*About this task*
For the records below, give the number of lines containing the word "malformation" and no other text.

*Input material*
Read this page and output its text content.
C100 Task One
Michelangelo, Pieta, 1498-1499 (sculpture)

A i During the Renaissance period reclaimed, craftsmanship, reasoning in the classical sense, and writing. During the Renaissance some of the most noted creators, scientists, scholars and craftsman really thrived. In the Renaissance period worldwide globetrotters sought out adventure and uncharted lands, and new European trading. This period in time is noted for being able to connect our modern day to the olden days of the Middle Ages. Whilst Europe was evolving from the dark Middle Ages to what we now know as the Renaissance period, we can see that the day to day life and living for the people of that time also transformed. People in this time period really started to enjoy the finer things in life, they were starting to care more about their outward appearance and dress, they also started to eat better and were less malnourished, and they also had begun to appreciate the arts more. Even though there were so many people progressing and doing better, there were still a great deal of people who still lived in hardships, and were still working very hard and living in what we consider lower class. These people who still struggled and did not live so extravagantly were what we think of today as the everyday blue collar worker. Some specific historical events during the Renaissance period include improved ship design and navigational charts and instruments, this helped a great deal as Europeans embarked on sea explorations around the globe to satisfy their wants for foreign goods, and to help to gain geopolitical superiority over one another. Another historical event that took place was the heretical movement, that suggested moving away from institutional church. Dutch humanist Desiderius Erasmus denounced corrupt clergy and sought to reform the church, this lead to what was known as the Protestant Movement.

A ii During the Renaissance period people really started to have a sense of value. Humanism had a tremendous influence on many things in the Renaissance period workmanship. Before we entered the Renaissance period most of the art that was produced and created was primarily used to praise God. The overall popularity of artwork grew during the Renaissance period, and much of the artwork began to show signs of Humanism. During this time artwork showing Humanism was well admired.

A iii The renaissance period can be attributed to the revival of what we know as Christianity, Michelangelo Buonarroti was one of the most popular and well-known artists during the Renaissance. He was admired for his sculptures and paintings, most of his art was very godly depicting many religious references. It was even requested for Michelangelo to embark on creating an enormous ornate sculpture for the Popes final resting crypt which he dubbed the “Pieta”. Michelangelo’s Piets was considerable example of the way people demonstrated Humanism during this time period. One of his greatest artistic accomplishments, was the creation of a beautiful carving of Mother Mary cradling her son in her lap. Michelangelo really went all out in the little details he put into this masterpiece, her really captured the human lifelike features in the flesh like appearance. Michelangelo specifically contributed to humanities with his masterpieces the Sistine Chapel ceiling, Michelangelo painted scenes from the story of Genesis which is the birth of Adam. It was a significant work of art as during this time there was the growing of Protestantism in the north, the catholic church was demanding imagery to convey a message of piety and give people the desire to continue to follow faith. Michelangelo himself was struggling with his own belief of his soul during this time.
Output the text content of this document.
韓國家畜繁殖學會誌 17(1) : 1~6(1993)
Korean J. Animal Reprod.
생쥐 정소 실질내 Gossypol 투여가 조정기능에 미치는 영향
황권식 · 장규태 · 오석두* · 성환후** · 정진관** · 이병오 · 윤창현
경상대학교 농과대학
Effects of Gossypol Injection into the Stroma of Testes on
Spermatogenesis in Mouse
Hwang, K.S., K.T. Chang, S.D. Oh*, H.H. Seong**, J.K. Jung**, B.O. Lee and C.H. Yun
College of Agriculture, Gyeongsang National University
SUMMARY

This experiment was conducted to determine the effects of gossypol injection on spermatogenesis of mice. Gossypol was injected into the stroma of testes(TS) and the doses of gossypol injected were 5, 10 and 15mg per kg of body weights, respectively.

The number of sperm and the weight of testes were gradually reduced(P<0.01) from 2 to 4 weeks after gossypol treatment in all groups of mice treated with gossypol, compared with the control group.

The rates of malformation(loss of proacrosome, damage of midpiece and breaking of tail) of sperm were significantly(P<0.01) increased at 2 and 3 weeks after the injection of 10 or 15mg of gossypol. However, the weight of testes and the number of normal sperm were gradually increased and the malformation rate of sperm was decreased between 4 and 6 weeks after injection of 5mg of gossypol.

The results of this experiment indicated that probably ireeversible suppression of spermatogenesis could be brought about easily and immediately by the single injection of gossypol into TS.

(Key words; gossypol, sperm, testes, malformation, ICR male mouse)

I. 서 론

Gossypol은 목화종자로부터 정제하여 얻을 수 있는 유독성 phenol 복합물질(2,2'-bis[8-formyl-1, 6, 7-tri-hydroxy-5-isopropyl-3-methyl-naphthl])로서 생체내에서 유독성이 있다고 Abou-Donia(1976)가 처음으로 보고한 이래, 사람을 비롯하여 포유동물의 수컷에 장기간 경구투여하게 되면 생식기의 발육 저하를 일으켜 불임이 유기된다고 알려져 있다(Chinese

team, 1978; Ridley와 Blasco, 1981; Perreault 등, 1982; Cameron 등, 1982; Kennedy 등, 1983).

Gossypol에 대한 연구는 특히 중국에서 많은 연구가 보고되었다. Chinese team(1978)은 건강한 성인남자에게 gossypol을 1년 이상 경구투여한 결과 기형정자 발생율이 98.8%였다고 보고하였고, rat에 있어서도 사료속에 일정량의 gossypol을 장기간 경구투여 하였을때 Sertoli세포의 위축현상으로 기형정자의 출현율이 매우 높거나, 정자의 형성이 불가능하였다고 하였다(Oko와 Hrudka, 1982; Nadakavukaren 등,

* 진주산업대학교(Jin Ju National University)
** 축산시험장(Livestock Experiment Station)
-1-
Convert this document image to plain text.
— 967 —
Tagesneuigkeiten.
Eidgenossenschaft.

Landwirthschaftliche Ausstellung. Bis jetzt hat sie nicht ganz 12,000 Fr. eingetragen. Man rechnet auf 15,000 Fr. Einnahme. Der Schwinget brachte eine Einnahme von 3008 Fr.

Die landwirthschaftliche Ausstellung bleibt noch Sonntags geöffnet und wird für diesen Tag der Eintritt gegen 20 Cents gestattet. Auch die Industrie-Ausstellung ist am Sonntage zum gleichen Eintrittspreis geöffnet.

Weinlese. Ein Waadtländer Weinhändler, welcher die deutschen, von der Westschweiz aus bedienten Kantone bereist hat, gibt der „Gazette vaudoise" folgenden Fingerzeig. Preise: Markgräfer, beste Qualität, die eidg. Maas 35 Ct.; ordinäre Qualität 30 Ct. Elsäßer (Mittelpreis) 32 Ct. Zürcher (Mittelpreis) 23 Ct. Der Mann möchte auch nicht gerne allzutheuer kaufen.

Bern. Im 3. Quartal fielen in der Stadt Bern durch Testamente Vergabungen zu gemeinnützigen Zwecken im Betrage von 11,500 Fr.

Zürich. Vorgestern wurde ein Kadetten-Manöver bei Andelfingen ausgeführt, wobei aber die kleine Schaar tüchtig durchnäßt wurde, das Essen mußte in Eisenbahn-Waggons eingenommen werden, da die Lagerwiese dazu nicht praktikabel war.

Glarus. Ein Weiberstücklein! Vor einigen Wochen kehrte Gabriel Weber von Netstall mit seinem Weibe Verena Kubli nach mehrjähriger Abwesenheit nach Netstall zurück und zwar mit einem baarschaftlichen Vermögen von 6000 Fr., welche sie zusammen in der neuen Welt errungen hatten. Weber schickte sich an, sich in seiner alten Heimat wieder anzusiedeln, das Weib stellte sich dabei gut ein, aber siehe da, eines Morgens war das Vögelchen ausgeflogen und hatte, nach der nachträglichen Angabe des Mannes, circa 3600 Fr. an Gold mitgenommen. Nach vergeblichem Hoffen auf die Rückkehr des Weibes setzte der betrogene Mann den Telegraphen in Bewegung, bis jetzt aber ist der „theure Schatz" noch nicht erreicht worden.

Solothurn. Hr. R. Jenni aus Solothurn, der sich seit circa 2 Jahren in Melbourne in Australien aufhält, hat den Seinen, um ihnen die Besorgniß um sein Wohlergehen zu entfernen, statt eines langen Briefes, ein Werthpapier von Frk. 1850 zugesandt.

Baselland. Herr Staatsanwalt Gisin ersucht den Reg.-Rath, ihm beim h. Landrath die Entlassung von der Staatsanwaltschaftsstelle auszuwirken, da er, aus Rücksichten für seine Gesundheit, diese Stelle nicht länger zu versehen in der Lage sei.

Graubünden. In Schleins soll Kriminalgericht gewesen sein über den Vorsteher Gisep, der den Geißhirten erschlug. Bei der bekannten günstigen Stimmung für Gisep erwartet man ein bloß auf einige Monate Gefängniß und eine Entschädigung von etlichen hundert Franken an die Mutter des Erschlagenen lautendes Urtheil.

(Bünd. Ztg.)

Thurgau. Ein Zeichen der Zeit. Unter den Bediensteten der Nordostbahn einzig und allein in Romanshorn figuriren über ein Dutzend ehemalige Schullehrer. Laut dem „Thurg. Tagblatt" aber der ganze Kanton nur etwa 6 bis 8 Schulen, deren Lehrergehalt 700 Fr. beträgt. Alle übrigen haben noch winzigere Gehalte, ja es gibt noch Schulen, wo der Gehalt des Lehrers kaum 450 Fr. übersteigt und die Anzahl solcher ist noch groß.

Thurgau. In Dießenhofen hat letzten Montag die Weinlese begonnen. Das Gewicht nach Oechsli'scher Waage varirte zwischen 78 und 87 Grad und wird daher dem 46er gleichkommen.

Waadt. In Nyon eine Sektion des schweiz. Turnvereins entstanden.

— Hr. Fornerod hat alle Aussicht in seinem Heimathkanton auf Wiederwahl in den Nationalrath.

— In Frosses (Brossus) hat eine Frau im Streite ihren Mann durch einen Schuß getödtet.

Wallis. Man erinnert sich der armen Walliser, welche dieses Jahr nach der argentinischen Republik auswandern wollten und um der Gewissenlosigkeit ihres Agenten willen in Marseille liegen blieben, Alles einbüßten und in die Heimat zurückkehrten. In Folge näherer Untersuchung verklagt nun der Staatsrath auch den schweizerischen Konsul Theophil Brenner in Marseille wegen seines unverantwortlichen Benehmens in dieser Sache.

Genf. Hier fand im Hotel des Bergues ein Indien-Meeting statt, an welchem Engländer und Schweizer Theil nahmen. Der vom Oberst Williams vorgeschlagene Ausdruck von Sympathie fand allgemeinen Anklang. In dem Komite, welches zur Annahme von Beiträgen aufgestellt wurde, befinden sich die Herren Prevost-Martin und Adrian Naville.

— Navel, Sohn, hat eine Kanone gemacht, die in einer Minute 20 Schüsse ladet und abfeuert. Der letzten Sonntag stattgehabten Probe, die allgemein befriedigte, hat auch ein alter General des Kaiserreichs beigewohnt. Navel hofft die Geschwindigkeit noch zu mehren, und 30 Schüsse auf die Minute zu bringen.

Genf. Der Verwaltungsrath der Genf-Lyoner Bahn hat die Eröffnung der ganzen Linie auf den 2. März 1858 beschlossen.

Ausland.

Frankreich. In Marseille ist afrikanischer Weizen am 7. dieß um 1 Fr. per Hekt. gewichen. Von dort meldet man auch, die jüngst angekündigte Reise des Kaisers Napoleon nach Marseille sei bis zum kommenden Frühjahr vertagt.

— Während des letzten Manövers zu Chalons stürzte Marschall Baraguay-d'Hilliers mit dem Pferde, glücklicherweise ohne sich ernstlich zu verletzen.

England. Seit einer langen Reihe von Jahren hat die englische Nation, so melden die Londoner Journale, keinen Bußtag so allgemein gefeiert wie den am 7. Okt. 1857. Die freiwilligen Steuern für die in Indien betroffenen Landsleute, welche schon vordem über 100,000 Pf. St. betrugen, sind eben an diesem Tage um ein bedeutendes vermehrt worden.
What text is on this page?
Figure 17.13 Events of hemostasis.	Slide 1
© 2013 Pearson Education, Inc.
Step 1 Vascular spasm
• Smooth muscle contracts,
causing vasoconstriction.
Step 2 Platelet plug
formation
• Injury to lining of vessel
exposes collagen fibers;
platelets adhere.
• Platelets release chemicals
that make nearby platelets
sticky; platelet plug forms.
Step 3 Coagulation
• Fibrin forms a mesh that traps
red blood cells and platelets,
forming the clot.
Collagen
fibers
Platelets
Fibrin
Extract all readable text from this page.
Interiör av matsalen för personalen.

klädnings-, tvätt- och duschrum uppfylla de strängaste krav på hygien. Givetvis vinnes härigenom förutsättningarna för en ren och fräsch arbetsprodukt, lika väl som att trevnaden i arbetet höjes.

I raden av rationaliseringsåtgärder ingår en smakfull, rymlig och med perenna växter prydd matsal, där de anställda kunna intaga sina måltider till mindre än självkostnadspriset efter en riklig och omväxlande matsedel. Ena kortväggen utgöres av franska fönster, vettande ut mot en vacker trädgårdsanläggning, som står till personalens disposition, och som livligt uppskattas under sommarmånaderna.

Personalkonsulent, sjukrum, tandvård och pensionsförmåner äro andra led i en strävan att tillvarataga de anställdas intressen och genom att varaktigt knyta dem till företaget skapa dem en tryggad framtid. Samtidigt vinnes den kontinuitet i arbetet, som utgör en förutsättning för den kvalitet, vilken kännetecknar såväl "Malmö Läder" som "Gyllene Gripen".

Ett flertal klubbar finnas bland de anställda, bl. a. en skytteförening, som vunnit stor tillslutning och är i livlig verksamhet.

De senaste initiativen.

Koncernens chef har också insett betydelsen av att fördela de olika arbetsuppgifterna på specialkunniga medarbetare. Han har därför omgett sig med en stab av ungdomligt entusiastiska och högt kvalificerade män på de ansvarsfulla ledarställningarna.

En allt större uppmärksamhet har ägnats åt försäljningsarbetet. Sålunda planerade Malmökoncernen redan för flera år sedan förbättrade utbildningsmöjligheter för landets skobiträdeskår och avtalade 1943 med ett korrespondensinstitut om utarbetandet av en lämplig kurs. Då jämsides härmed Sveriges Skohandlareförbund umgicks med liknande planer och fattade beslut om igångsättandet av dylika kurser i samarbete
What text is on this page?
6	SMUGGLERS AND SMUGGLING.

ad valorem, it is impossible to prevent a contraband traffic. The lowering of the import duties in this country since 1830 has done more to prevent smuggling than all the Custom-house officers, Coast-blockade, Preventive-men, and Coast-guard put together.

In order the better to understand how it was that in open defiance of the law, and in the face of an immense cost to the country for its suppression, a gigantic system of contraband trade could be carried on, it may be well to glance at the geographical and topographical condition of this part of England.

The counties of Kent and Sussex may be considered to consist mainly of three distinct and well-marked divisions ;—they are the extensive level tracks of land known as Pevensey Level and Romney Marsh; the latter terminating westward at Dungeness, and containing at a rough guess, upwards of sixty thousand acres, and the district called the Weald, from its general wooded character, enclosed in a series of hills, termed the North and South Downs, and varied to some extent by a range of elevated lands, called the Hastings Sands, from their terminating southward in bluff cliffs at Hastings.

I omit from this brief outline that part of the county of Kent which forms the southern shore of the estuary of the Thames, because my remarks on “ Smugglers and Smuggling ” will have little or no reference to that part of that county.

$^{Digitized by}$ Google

*Exercise response*
2